YOUR OBJECTIVE:
Give nothing except the number of lines containing the word "text".

(Stored data)
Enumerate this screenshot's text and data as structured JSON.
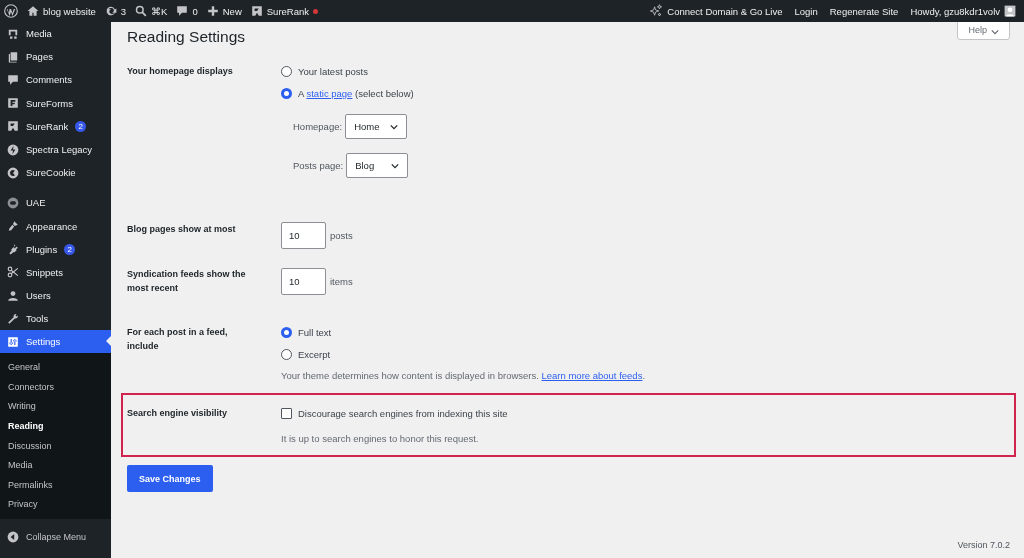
{
  "admin_bar": {
    "left": [
      {
        "kind": "logo"
      },
      {
        "kind": "home",
        "label": "blog website"
      },
      {
        "kind": "updates",
        "label": "3"
      },
      {
        "kind": "search",
        "label": "⌘K"
      },
      {
        "kind": "comments",
        "label": "0"
      },
      {
        "kind": "new",
        "label": "New"
      },
      {
        "kind": "surerank",
        "label": "SureRank",
        "alert": true
      }
    ],
    "right": [
      {
        "kind": "sparkle",
        "label": "Connect Domain & Go Live"
      },
      {
        "kind": "text",
        "label": "Login"
      },
      {
        "kind": "text",
        "label": "Regenerate Site"
      },
      {
        "kind": "account",
        "label": "Howdy, gzu8kdr1volv"
      }
    ]
  },
  "sidebar": {
    "items": [
      {
        "label": "Media",
        "selected": false
      },
      {
        "label": "Pages",
        "selected": false
      },
      {
        "label": "Comments",
        "selected": false
      },
      {
        "label": "SureForms",
        "selected": false
      },
      {
        "label": "SureRank",
        "badge": "2",
        "selected": false
      },
      {
        "label": "Spectra Legacy",
        "selected": false
      },
      {
        "label": "SureCookie",
        "selected": false
      },
      {
        "label": "UAE",
        "selected": false
      },
      {
        "label": "Appearance",
        "selected": false
      },
      {
        "label": "Plugins",
        "badge": "2",
        "selected": false
      },
      {
        "label": "Snippets",
        "selected": false
      },
      {
        "label": "Users",
        "selected": false
      },
      {
        "label": "Tools",
        "selected": false
      },
      {
        "label": "Settings",
        "selected": true
      }
    ],
    "submenu": [
      {
        "label": "General",
        "selected": false
      },
      {
        "label": "Connectors",
        "selected": false
      },
      {
        "label": "Writing",
        "selected": false
      },
      {
        "label": "Reading",
        "selected": true
      },
      {
        "label": "Discussion",
        "selected": false
      },
      {
        "label": "Media",
        "selected": false
      },
      {
        "label": "Permalinks",
        "selected": false
      },
      {
        "label": "Privacy",
        "selected": false
      }
    ],
    "collapse": "Collapse Menu"
  },
  "help_tab": "Help",
  "title": "Reading Settings",
  "sections": [
    {
      "kind": "radio",
      "label": "Your homepage displays",
      "options": [
        {
          "text": "Your latest posts",
          "selected": false
        },
        {
          "prefix": "A ",
          "link": "static page",
          "suffix": " (select below)",
          "selected": true
        }
      ],
      "selects": [
        {
          "label": "Homepage:",
          "value": "Home"
        },
        {
          "label": "Posts page:",
          "value": "Blog"
        }
      ]
    },
    {
      "kind": "number",
      "label": "Blog pages show at most",
      "value": "10",
      "unit": "posts"
    },
    {
      "kind": "number",
      "label": "Syndication feeds show the most recent",
      "value": "10",
      "unit": "items"
    },
    {
      "kind": "radio",
      "label": "For each post in a feed, include",
      "options": [
        {
          "text": "Full text",
          "selected": true
        },
        {
          "text": "Excerpt",
          "selected": false
        }
      ],
      "description": "Your theme determines how content is displayed in browsers.",
      "description_link": "Learn more about feeds",
      "description_end": "."
    },
    {
      "kind": "checkbox",
      "label": "Search engine visibility",
      "highlighted": true,
      "text": "Discourage search engines from indexing this site",
      "checked": false,
      "description": "It is up to search engines to honor this request."
    }
  ],
  "save_button": "Save Changes",
  "version": "Version 7.0.2"
}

WORKED SOLUTION:
7